§ **Extracted material**
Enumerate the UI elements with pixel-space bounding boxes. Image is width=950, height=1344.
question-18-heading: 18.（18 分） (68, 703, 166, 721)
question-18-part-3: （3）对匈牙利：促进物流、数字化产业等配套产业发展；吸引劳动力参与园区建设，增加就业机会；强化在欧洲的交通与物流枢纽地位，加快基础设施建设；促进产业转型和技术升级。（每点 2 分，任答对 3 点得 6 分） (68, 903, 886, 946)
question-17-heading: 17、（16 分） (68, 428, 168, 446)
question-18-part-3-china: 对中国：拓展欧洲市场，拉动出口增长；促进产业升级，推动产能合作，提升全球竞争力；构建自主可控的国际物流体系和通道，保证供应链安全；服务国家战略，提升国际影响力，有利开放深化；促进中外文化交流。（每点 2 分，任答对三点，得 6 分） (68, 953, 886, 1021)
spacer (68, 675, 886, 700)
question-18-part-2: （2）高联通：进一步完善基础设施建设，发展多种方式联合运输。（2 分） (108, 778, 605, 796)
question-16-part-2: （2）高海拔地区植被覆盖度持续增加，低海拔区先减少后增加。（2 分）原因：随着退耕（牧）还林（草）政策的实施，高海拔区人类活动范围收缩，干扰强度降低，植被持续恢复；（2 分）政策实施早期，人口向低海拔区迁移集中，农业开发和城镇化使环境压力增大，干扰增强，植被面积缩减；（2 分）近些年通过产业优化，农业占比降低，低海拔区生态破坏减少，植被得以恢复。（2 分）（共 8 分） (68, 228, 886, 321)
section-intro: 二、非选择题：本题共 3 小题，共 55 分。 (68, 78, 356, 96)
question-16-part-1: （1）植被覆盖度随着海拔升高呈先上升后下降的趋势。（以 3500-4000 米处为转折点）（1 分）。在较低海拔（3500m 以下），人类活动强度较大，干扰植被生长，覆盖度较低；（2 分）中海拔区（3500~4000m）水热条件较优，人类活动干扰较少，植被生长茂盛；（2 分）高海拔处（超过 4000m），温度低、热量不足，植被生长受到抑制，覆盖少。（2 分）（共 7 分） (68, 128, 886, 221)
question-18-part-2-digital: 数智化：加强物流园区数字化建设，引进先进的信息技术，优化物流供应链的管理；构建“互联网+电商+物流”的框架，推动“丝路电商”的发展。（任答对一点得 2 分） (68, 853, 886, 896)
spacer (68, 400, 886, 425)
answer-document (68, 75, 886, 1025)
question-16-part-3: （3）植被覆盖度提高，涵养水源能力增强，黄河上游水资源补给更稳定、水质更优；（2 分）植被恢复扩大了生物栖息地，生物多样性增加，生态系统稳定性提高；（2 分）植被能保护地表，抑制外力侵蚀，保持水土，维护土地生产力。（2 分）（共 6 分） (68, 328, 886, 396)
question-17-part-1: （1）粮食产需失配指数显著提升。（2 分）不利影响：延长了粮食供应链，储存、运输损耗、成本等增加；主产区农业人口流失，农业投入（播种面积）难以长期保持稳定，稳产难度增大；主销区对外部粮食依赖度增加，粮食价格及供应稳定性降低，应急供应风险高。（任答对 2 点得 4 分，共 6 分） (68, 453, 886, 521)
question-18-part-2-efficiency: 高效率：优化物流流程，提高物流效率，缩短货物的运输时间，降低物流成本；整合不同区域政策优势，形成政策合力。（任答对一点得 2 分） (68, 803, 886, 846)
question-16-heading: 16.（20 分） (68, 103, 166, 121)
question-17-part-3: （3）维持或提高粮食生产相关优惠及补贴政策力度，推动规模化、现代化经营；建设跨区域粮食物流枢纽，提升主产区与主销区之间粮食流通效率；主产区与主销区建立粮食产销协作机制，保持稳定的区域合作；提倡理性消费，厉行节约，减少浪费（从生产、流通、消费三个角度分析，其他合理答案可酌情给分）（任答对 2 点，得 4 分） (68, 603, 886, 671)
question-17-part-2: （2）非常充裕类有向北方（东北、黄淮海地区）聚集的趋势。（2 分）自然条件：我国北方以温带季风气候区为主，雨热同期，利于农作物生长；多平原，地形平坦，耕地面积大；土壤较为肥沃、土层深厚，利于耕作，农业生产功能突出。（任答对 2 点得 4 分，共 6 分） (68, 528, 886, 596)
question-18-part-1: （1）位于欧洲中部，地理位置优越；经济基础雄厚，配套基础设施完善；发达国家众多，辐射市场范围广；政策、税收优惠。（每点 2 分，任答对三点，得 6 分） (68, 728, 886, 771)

§ **Exercise**
Extract every line of the entry above and reproduce each one verbatim, in the same order, without changing anything.

§ **Solution for this task**
Enumerate the UI elements with pixel-space bounding boxes. Image is width=950, height=1344.
question-18-heading: 18.（18 分） (68, 703, 166, 721)
question-18-part-3: （3）对匈牙利：促进物流、数字化产业等配套产业发展；吸引劳动力参与园区建设，增加就业机会；强化在欧洲的交通与物流枢纽地位，加快基础设施建设；促进产业转型和技术升级。（每点 2 分，任答对 3 点得 6 分） (68, 903, 886, 946)
question-17-heading: 17、（16 分） (68, 428, 168, 446)
question-18-part-3-china: 对中国：拓展欧洲市场，拉动出口增长；促进产业升级，推动产能合作，提升全球竞争力；构建自主可控的国际物流体系和通道，保证供应链安全；服务国家战略，提升国际影响力，有利开放深化；促进中外文化交流。（每点 2 分，任答对三点，得 6 分） (68, 953, 886, 1021)
spacer (68, 675, 886, 700)
question-18-part-2: （2）高联通：进一步完善基础设施建设，发展多种方式联合运输。（2 分） (108, 778, 605, 796)
question-16-part-2: （2）高海拔地区植被覆盖度持续增加，低海拔区先减少后增加。（2 分）原因：随着退耕（牧）还林（草）政策的实施，高海拔区人类活动范围收缩，干扰强度降低，植被持续恢复；（2 分）政策实施早期，人口向低海拔区迁移集中，农业开发和城镇化使环境压力增大，干扰增强，植被面积缩减；（2 分）近些年通过产业优化，农业占比降低，低海拔区生态破坏减少，植被得以恢复。（2 分）（共 8 分） (68, 228, 886, 321)
section-intro: 二、非选择题：本题共 3 小题，共 55 分。 (68, 78, 356, 96)
question-16-part-1: （1）植被覆盖度随着海拔升高呈先上升后下降的趋势。（以 3500-4000 米处为转折点）（1 分）。在较低海拔（3500m 以下），人类活动强度较大，干扰植被生长，覆盖度较低；（2 分）中海拔区（3500~4000m）水热条件较优，人类活动干扰较少，植被生长茂盛；（2 分）高海拔处（超过 4000m），温度低、热量不足，植被生长受到抑制，覆盖少。（2 分）（共 7 分） (68, 128, 886, 221)
question-18-part-2-digital: 数智化：加强物流园区数字化建设，引进先进的信息技术，优化物流供应链的管理；构建“互联网+电商+物流”的框架，推动“丝路电商”的发展。（任答对一点得 2 分） (68, 853, 886, 896)
spacer (68, 400, 886, 425)
answer-document (68, 75, 886, 1025)
question-16-part-3: （3）植被覆盖度提高，涵养水源能力增强，黄河上游水资源补给更稳定、水质更优；（2 分）植被恢复扩大了生物栖息地，生物多样性增加，生态系统稳定性提高；（2 分）植被能保护地表，抑制外力侵蚀，保持水土，维护土地生产力。（2 分）（共 6 分） (68, 328, 886, 396)
question-17-part-1: （1）粮食产需失配指数显著提升。（2 分）不利影响：延长了粮食供应链，储存、运输损耗、成本等增加；主产区农业人口流失，农业投入（播种面积）难以长期保持稳定，稳产难度增大；主销区对外部粮食依赖度增加，粮食价格及供应稳定性降低，应急供应风险高。（任答对 2 点得 4 分，共 6 分） (68, 453, 886, 521)
question-18-part-2-efficiency: 高效率：优化物流流程，提高物流效率，缩短货物的运输时间，降低物流成本；整合不同区域政策优势，形成政策合力。（任答对一点得 2 分） (68, 803, 886, 846)
question-16-heading: 16.（20 分） (68, 103, 166, 121)
question-17-part-3: （3）维持或提高粮食生产相关优惠及补贴政策力度，推动规模化、现代化经营；建设跨区域粮食物流枢纽，提升主产区与主销区之间粮食流通效率；主产区与主销区建立粮食产销协作机制，保持稳定的区域合作；提倡理性消费，厉行节约，减少浪费（从生产、流通、消费三个角度分析，其他合理答案可酌情给分）（任答对 2 点，得 4 分） (68, 603, 886, 671)
question-17-part-2: （2）非常充裕类有向北方（东北、黄淮海地区）聚集的趋势。（2 分）自然条件：我国北方以温带季风气候区为主，雨热同期，利于农作物生长；多平原，地形平坦，耕地面积大；土壤较为肥沃、土层深厚，利于耕作，农业生产功能突出。（任答对 2 点得 4 分，共 6 分） (68, 528, 886, 596)
question-18-part-1: （1）位于欧洲中部，地理位置优越；经济基础雄厚，配套基础设施完善；发达国家众多，辐射市场范围广；政策、税收优惠。（每点 2 分，任答对三点，得 6 分） (68, 728, 886, 771)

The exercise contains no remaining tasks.